Task statement ::
Read the material below and count the lines holding the string "hand". Give that count with nothing added.

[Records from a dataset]
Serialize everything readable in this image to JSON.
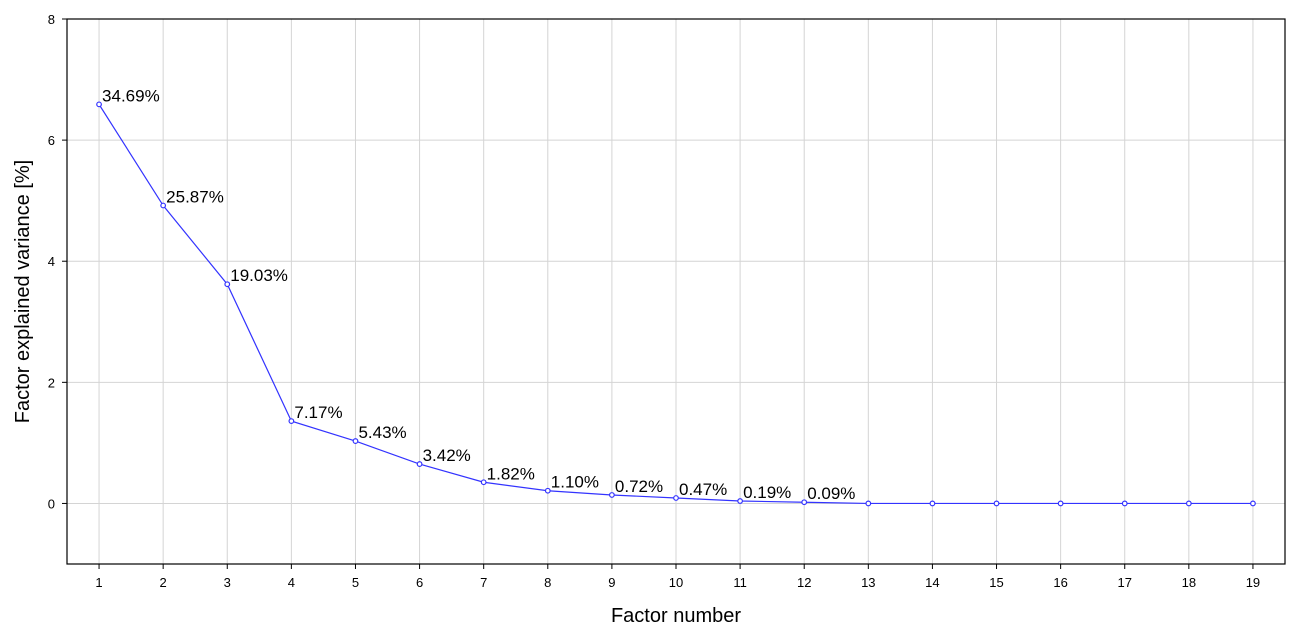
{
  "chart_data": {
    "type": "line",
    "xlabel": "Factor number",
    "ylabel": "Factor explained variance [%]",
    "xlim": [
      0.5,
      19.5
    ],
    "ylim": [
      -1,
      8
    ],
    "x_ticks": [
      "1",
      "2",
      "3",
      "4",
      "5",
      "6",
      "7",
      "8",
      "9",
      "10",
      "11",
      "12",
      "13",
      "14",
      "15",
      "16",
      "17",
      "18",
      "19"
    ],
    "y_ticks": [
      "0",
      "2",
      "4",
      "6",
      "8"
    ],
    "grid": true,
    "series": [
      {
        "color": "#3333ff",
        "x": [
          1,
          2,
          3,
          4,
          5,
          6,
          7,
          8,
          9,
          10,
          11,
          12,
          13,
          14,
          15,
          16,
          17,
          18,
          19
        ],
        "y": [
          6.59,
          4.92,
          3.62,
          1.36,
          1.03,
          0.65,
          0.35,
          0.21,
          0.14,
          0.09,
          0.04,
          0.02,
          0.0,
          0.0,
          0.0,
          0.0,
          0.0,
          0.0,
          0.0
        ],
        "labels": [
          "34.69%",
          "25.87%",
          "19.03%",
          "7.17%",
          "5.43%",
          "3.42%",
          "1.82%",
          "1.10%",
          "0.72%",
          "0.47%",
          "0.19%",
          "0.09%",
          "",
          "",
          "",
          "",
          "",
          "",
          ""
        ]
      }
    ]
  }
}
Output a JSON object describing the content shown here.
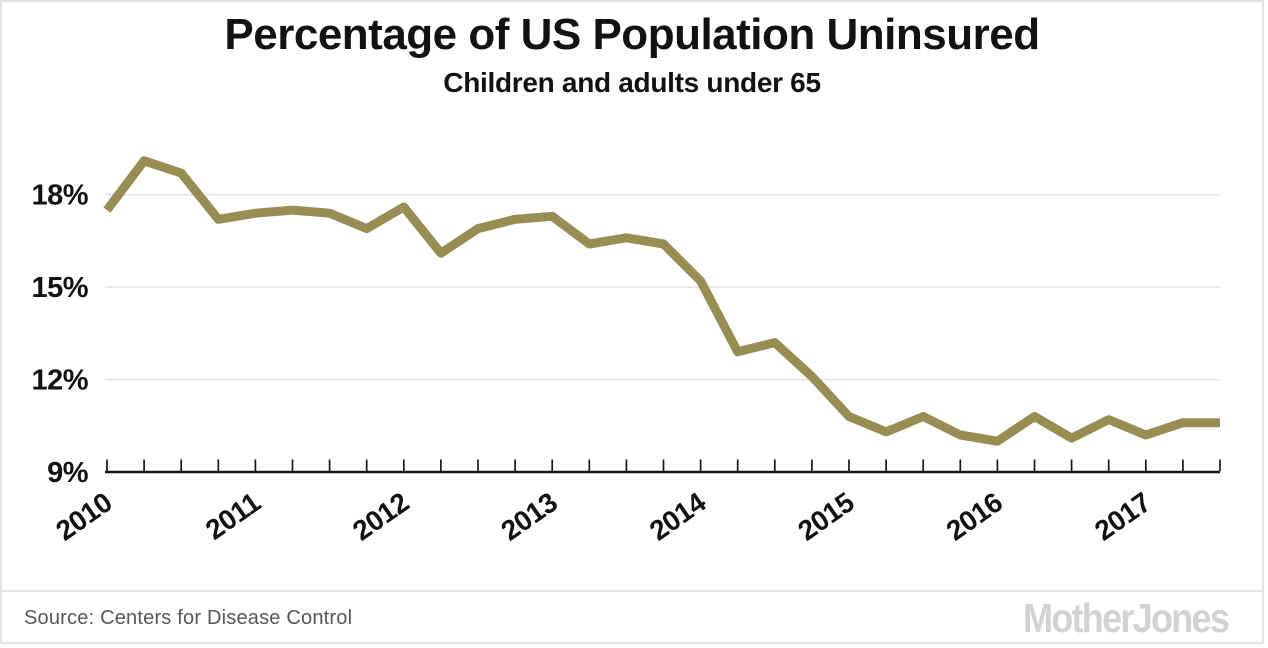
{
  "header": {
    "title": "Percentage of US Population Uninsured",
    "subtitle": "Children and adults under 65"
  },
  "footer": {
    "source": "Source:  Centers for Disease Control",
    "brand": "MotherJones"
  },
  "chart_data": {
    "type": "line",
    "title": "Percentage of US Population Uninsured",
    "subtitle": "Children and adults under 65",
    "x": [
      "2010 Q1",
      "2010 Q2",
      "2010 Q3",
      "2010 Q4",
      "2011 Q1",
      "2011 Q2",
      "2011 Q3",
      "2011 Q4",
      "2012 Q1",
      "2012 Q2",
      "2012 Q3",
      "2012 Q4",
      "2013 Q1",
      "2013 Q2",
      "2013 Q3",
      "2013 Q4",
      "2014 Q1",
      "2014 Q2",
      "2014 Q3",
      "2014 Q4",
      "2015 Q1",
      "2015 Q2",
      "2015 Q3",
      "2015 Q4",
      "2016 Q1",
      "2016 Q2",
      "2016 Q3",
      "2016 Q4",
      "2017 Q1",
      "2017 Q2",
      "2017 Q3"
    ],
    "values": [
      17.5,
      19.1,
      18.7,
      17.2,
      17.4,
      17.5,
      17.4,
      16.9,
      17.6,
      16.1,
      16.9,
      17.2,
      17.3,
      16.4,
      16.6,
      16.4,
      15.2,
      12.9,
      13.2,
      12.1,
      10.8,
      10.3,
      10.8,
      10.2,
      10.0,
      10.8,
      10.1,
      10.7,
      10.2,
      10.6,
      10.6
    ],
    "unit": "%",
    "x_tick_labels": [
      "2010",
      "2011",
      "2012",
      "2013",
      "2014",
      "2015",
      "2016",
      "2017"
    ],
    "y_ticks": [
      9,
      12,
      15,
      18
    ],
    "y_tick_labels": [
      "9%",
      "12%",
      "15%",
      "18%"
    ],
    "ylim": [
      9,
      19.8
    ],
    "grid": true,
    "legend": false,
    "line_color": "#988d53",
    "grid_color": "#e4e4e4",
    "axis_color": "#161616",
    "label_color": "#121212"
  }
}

* * *

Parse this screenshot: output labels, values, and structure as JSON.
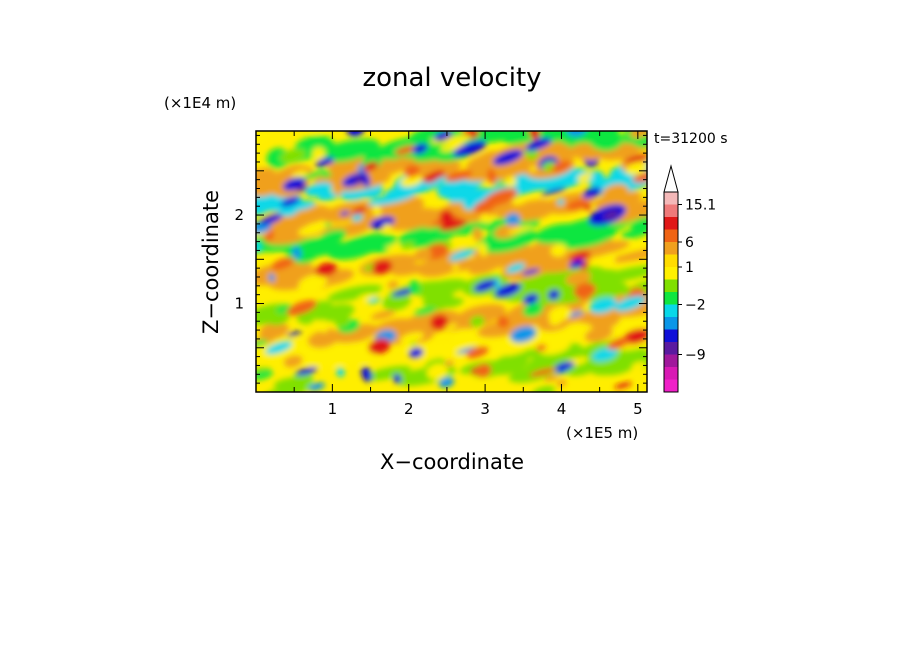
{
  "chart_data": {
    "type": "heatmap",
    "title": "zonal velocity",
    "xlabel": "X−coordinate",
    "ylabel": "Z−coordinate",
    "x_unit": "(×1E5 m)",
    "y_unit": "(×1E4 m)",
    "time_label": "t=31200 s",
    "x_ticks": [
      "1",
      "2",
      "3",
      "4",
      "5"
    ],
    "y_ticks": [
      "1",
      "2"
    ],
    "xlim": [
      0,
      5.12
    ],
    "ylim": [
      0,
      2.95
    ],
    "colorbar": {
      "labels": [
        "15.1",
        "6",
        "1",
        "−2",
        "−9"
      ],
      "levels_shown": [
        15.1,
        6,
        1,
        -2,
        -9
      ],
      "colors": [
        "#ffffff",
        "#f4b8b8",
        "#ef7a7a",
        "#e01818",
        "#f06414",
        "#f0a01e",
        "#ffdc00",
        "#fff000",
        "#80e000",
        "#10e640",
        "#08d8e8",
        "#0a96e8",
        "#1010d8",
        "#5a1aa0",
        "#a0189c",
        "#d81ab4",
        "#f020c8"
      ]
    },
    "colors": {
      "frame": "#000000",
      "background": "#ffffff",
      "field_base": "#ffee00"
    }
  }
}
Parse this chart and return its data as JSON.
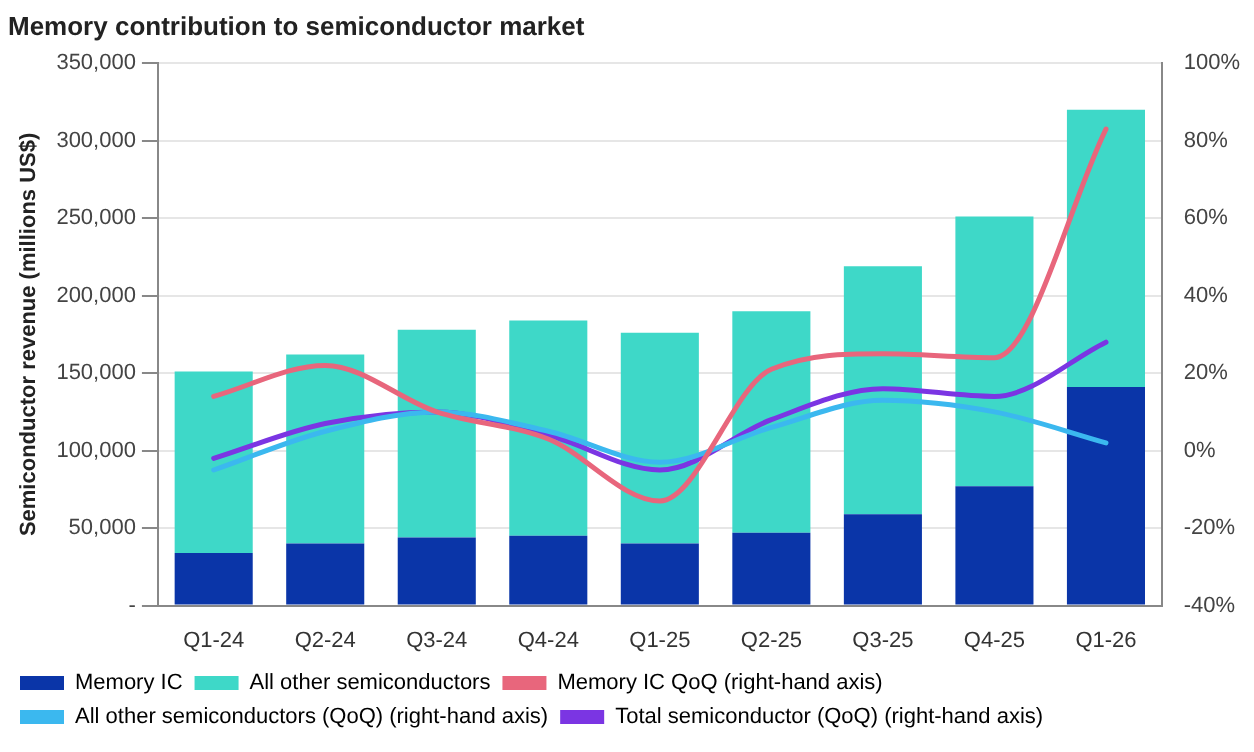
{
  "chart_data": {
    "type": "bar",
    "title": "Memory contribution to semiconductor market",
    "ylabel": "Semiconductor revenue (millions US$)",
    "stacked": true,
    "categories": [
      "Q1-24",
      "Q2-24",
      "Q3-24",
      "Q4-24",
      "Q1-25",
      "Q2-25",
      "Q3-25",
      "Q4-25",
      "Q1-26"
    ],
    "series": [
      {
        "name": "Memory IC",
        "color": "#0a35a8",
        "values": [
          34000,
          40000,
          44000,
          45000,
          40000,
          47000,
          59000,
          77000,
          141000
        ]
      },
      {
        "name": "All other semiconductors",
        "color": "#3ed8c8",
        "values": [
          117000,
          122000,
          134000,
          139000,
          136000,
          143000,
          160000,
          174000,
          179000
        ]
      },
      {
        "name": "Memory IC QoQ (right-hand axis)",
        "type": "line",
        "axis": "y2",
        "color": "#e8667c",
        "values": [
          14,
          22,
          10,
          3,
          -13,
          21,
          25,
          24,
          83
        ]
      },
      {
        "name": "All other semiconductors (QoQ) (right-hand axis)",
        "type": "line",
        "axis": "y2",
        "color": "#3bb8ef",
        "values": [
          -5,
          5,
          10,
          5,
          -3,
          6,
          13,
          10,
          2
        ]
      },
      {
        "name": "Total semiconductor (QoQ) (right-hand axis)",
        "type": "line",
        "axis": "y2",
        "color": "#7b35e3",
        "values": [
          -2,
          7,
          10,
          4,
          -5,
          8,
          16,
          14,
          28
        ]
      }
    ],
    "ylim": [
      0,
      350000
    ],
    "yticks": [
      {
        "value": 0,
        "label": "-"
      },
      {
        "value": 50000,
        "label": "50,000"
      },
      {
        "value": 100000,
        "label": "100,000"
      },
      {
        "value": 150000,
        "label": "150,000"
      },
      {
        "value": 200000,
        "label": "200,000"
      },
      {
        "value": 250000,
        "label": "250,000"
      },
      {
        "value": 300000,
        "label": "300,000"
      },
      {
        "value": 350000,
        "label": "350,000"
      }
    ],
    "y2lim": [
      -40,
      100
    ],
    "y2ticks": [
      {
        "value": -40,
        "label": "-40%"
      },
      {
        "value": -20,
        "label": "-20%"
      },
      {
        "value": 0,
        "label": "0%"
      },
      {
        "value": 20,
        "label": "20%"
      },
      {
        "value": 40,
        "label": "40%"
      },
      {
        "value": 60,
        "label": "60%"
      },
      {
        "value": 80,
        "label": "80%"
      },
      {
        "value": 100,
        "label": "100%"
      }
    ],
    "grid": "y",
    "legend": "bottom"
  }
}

Response ::
3